Texte source:
· · · ·

Juger de la maturité d’un fruit, procéder à un examen médical ou tenir la main d’un être cher : la perception de la souplesse joue un rôle essentiel dans de nombreuses actions et interactions. Mais comprendre cette perception et la reproduire est une tâche complexe, car elle implique de nombreux processus sensoriels et cognitifs.

Des scientifiques en robotique ont essayé de relever ce défi à l’aide de dispositifs haptiques (étude du toucher), mais les tentatives précédentes n’ont pas fait la distinction entre deux éléments principaux de la perception de la souplesse : les signaux cutanés (ce que l'on ressent du bout du doigt) et les signaux kinesthésiques (la force exercée sur l’articulation du doigt).

« Si vous appuyez sur une guimauve avec le bout de votre doigt, vous pouvez facilement ressentir qu’elle est molle. Mais si vous posez un biscuit dur sur cette guimauve et que vous appuyez à nouveau dessus, vous pouvez toujours dire que la guimauve molle se trouve en dessous, même si le bout de votre doigt touche une surface dure », explique Mustafa Mete, doctorant au Laboratoire de robotique reconfigurable (RRL) de la Faculté des sciences et techniques de l’ingénieur de l’EPFL. « Nous avons voulu savoir si nous pouvions créer une plate-forme robotique capable de faire la même chose ».

Avec SORI (Softness Rendering Interface), le Laboratoire RRL, dirigé par Jamie Paik, y est parvenu. En découplant les signaux cutanés et kinesthésiques, SORI reproduit fidèlement la sensation de souplesse d’un ensemble de matières réelles, comblant ainsi une lacune dans le domaine de la robotique et permettant de nombreuses applications où cette perception est essentielle, de l’exploration des fonds marins à la chirurgie assistée par robot. Cette recherche a été publiée dans la revue Proceedings of the National Academy of Science (PNAS).

Mustafa Mete explique que des études neuroscientifiques et psychologiques montrent que les signaux cutanés sont principalement basés sur la quantité de peau en contact avec une surface, qui est souvent liée en partie à la déformation de l’objet. Autrement dit, une surface qui enveloppe une plus grande partie de l’extrémité de votre doigt sera perçue comme plus molle. Mais la taille et la fermeté du bout des doigts variant considérablement d’un individu à l’autre, un doigt peut être davantage en contact avec une surface donnée qu’un autre.

· · · ·

(Contenus enregistrés)
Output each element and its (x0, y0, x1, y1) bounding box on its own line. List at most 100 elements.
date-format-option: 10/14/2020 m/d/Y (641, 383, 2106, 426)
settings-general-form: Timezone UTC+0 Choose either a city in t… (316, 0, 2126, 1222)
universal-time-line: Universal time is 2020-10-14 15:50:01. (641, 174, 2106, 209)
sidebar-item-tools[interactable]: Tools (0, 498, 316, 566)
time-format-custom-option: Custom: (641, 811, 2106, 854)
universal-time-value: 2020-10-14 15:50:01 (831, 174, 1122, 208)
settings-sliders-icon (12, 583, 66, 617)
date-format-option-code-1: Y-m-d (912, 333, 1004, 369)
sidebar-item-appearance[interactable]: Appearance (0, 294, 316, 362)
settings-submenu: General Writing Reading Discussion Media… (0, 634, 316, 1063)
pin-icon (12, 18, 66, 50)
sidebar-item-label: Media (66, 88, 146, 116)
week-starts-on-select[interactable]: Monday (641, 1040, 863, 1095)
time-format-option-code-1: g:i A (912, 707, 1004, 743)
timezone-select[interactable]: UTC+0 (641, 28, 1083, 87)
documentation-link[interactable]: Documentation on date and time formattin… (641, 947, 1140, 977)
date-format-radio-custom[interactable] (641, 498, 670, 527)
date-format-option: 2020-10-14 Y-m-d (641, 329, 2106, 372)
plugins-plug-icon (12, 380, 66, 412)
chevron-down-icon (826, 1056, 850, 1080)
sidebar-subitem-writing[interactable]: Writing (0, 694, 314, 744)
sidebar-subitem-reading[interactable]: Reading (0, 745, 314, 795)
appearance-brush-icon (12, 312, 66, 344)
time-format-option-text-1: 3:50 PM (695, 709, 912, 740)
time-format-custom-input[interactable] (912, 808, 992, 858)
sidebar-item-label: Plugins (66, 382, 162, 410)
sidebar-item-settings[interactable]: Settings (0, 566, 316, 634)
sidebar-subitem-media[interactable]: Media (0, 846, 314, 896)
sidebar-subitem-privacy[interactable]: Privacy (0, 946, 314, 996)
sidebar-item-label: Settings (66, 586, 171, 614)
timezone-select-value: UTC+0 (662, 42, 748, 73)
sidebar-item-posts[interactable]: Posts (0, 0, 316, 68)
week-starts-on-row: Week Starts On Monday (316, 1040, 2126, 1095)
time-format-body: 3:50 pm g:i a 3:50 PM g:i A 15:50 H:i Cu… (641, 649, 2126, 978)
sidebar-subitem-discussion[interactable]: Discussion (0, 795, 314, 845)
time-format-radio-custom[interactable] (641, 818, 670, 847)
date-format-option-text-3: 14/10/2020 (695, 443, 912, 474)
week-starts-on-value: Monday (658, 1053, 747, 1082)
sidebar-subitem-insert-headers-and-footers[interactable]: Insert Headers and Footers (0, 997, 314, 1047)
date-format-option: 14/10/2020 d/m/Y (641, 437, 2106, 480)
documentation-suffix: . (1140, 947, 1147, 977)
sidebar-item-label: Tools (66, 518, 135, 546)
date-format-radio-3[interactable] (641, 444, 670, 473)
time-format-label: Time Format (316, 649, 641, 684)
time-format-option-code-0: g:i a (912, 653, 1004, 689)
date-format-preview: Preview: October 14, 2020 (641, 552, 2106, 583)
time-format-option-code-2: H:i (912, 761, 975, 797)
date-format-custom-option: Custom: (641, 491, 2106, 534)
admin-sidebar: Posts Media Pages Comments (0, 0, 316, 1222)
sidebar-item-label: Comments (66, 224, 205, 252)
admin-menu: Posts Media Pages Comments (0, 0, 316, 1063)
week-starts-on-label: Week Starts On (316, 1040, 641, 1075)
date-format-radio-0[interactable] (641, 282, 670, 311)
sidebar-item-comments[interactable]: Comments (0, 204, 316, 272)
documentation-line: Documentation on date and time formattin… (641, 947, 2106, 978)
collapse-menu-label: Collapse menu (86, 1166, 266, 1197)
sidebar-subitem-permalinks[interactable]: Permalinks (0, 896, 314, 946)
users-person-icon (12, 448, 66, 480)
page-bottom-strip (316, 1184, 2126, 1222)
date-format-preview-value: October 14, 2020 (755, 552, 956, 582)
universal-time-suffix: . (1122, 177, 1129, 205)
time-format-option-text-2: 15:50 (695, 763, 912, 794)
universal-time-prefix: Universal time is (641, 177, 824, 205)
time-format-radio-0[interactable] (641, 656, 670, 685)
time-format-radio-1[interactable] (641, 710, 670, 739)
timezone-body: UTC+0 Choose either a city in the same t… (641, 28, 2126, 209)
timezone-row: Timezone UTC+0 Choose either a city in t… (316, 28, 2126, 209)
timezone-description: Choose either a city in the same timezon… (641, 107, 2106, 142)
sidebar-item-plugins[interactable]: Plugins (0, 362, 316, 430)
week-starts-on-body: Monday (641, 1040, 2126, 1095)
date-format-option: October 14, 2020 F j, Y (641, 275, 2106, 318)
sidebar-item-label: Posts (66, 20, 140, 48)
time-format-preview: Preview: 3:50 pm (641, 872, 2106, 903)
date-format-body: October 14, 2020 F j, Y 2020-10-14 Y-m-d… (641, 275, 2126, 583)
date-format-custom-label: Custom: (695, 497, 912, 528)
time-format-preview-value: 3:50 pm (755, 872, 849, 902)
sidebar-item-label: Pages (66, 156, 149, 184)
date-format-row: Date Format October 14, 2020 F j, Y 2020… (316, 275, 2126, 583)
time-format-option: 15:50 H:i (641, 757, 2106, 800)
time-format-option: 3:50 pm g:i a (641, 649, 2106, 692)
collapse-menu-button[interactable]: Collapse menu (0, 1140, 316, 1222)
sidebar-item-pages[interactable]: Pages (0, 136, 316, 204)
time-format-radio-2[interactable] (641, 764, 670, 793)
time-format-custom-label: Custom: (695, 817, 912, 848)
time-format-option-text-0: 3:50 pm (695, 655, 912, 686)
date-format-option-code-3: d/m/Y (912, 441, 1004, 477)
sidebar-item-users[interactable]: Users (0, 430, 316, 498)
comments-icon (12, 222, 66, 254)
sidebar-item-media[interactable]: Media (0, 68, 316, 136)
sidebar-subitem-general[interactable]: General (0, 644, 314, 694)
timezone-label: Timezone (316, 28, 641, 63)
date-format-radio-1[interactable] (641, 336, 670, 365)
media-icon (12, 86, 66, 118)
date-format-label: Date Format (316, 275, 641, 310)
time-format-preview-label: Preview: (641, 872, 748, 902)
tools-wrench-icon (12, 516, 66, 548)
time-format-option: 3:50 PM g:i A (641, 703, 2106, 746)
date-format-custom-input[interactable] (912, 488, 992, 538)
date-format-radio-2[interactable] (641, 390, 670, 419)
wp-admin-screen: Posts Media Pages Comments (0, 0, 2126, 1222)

· · · ·

Consigne A: Selon le texte sur la perception de la souplesse, pourquoi un doigt peut-il être davantage en contact avec une surface donnée qu'un autre doigt ? Répondez en une à trois phrases.
Consigne B: Reprenez le texte sur la perception de la souplesse à la suite de sa dernière phrase.
La liste n'a aucun lien avec le texte sur la perception de la souplesse.

Réponse A: Parce que la taille et la fermeté du bout des doigts varient considérablement d'un individu à l'autre. Deux doigts ne touchent donc pas forcément la même quantité d'une même surface.

Réponse B:
« On s’est aperçu que la perception de la souplesse varie selon les personnes, en raison de la différence de forme de nos doigts. Ainsi, pour notre étude, nous avons d’abord dû créer des paramètres pour les géométries d’un bout de doigt et de sa surface de contact afin d’estimer les signaux de souplesse pour ce bout de doigt », précise Mustafa Mete. Les scientifiques ont ensuite extrait les paramètres de souplesse d’un ensemble de matières différentes et ont cartographié les deux ensembles de paramètres sur le dispositif SORI.

SORI est équipé d’articulations origamis motorisées qui peuvent être modulées pour devenir plus rigides ou plus souples. Les articulations sont surmontées d’une membrane de silicone alvéolaire. Un flux d’air gonfle la membrane à des degrés variés pour envelopper le bout d’un doigt placé en son centre. Grâce à ce nouveau découplage des fonctions kinesthésiques et cutanées, SORI a réussi à recréer la perception de la souplesse d’un ensemble de matières, dont la viande de bœuf, le saumon et la guimauve, au cours de plusieurs expériences menées auprès de deux personnes volontaires.

La médecine est donc l’un des principaux domaines d’application potentiels de cette technologie, par exemple pour former les étudiants en médecine à la détection des tumeurs cancéreuses, ou pour fournir un feedback sensoriel important aux chirurgiens qui utilisent des robots pour effectuer des opérations chirurgicales.